What to do | Provide nothing beyond the count of lines that include the string "Output".

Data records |
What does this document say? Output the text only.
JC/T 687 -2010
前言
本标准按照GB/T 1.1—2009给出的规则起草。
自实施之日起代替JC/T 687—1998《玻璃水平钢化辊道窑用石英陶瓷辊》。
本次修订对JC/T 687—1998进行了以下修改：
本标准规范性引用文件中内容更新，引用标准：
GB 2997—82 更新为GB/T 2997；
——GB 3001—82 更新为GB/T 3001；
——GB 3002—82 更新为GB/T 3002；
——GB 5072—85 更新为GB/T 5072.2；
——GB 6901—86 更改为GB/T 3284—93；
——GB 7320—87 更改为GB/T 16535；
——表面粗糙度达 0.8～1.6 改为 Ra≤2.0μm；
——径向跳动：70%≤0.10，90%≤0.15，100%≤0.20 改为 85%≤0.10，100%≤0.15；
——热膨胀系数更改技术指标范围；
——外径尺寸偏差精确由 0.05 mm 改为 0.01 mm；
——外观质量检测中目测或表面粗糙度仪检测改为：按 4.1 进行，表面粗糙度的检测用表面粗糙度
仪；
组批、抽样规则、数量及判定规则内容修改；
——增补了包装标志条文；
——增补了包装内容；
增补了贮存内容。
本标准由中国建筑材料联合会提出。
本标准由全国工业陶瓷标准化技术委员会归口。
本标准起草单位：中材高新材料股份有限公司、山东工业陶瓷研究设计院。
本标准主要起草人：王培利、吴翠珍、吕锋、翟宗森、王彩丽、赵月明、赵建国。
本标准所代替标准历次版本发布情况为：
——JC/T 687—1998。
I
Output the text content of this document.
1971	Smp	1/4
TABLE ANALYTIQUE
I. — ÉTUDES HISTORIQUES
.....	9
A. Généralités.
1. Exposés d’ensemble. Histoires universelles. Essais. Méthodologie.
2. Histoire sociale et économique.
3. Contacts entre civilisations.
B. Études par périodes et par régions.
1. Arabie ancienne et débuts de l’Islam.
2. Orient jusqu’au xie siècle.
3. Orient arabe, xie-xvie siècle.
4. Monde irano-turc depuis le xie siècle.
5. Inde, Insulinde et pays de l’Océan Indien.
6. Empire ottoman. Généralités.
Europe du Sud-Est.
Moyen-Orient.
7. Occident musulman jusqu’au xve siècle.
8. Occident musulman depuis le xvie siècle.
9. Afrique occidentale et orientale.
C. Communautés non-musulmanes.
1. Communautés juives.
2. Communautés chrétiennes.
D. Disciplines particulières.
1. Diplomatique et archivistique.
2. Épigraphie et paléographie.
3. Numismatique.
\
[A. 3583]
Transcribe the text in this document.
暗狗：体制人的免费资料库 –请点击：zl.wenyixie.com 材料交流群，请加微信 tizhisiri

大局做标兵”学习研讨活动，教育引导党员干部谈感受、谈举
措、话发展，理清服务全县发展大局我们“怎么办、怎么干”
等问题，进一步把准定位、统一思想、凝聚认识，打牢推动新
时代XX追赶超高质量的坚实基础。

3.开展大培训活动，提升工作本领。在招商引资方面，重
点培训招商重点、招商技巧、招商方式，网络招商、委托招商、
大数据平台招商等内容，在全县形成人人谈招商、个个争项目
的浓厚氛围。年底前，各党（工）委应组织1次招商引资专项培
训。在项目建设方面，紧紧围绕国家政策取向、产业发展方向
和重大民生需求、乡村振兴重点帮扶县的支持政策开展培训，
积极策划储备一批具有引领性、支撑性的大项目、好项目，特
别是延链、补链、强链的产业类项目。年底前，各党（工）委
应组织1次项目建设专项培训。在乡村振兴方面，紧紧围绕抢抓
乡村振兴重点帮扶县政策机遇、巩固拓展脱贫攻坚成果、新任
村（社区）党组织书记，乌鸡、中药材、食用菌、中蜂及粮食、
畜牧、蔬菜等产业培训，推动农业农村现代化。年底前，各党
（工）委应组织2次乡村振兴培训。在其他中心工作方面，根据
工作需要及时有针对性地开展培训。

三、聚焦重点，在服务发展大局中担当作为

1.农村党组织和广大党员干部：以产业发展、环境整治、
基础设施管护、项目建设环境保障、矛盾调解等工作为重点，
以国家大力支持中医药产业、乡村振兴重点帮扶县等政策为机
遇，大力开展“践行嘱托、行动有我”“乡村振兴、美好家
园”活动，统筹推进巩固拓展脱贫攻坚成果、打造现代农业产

Full solution | 2